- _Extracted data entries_
'''

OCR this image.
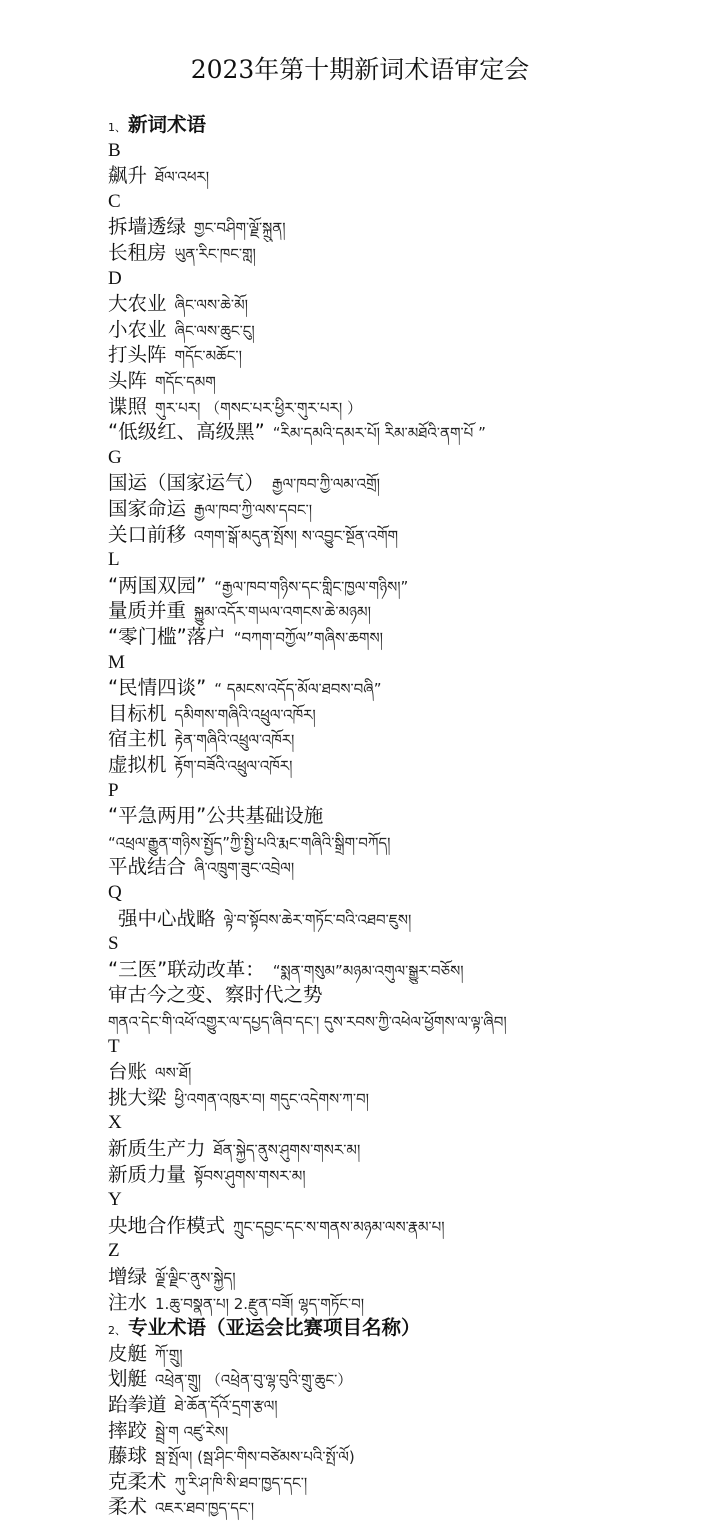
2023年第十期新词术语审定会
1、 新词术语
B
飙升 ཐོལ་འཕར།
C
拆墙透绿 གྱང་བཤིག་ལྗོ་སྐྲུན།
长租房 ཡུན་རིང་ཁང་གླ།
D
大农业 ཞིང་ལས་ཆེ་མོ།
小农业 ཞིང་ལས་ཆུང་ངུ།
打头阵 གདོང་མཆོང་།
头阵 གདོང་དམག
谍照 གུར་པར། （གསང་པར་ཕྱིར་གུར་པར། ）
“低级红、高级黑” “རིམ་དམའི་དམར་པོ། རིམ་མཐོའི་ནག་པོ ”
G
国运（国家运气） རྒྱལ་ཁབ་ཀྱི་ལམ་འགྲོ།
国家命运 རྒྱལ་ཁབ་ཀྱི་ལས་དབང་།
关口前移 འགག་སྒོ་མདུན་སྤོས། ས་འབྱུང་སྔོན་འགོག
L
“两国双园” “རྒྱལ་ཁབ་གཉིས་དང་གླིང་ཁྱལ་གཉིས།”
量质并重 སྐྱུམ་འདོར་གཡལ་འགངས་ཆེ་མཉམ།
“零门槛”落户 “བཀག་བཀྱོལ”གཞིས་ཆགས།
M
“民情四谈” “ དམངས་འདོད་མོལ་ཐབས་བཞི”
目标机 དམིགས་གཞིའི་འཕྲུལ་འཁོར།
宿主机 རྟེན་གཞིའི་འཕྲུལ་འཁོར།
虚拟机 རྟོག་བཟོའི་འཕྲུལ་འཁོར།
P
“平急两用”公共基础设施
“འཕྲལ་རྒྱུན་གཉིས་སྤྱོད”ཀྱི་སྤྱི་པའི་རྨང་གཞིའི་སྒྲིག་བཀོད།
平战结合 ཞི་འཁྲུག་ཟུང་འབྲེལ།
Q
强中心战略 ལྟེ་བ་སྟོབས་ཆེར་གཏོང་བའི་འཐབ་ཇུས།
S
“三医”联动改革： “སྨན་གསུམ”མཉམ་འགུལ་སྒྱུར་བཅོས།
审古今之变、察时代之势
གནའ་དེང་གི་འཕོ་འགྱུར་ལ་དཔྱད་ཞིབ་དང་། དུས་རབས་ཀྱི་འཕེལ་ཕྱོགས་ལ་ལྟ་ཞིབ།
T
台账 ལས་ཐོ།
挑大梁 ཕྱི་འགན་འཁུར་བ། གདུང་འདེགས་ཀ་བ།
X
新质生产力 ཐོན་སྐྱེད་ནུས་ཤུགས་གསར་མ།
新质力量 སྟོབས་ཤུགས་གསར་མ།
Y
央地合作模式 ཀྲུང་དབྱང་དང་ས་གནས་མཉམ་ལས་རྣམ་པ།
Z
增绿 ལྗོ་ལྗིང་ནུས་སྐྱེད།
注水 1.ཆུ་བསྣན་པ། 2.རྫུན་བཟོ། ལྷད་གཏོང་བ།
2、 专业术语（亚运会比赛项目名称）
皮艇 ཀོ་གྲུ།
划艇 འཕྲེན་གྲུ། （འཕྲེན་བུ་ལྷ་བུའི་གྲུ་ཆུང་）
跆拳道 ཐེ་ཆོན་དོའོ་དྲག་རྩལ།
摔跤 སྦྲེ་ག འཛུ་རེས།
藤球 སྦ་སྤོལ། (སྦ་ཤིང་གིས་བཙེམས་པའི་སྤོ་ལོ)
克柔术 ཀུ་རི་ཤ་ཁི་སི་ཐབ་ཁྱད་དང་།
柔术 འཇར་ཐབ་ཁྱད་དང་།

'''

- _EXERCISE DIRECTIONS_
Except for the pictures, copy every line of the records above exactly.

- _TASK RESULT_
OCR this image.
2023年第十期新词术语审定会
1、 新词术语
B
飙升 ཐོལ་འཕར།
C
拆墙透绿 གྱང་བཤིག་ལྗོ་སྐྲུན།
长租房 ཡུན་རིང་ཁང་གླ།
D
大农业 ཞིང་ལས་ཆེ་མོ།
小农业 ཞིང་ལས་ཆུང་ངུ།
打头阵 གདོང་མཆོང་།
头阵 གདོང་དམག
谍照 གུར་པར། （གསང་པར་ཕྱིར་གུར་པར། ）
“低级红、高级黑” “རིམ་དམའི་དམར་པོ། རིམ་མཐོའི་ནག་པོ ”
G
国运（国家运气） རྒྱལ་ཁབ་ཀྱི་ལམ་འགྲོ།
国家命运 རྒྱལ་ཁབ་ཀྱི་ལས་དབང་།
关口前移 འགག་སྒོ་མདུན་སྤོས། ས་འབྱུང་སྔོན་འགོག
L
“两国双园” “རྒྱལ་ཁབ་གཉིས་དང་གླིང་ཁྱལ་གཉིས།”
量质并重 སྐྱུམ་འདོར་གཡལ་འགངས་ཆེ་མཉམ།
“零门槛”落户 “བཀག་བཀྱོལ”གཞིས་ཆགས།
M
“民情四谈” “ དམངས་འདོད་མོལ་ཐབས་བཞི”
目标机 དམིགས་གཞིའི་འཕྲུལ་འཁོར།
宿主机 རྟེན་གཞིའི་འཕྲུལ་འཁོར།
虚拟机 རྟོག་བཟོའི་འཕྲུལ་འཁོར།
P
“平急两用”公共基础设施
“འཕྲལ་རྒྱུན་གཉིས་སྤྱོད”ཀྱི་སྤྱི་པའི་རྨང་གཞིའི་སྒྲིག་བཀོད།
平战结合 ཞི་འཁྲུག་ཟུང་འབྲེལ།
Q
强中心战略 ལྟེ་བ་སྟོབས་ཆེར་གཏོང་བའི་འཐབ་ཇུས།
S
“三医”联动改革： “སྨན་གསུམ”མཉམ་འགུལ་སྒྱུར་བཅོས།
审古今之变、察时代之势
གནའ་དེང་གི་འཕོ་འགྱུར་ལ་དཔྱད་ཞིབ་དང་། དུས་རབས་ཀྱི་འཕེལ་ཕྱོགས་ལ་ལྟ་ཞིབ།
T
台账 ལས་ཐོ།
挑大梁 ཕྱི་འགན་འཁུར་བ། གདུང་འདེགས་ཀ་བ།
X
新质生产力 ཐོན་སྐྱེད་ནུས་ཤུགས་གསར་མ།
新质力量 སྟོབས་ཤུགས་གསར་མ།
Y
央地合作模式 ཀྲུང་དབྱང་དང་ས་གནས་མཉམ་ལས་རྣམ་པ།
Z
增绿 ལྗོ་ལྗིང་ནུས་སྐྱེད།
注水 1.ཆུ་བསྣན་པ། 2.རྫུན་བཟོ། ལྷད་གཏོང་བ།
2、 专业术语（亚运会比赛项目名称）
皮艇 ཀོ་གྲུ།
划艇 འཕྲེན་གྲུ། （འཕྲེན་བུ་ལྷ་བུའི་གྲུ་ཆུང་）
跆拳道 ཐེ་ཆོན་དོའོ་དྲག་རྩལ།
摔跤 སྦྲེ་ག འཛུ་རེས།
藤球 སྦ་སྤོལ། (སྦ་ཤིང་གིས་བཙེམས་པའི་སྤོ་ལོ)
克柔术 ཀུ་རི་ཤ་ཁི་སི་ཐབ་ཁྱད་དང་།
柔术 འཇར་ཐབ་ཁྱད་དང་།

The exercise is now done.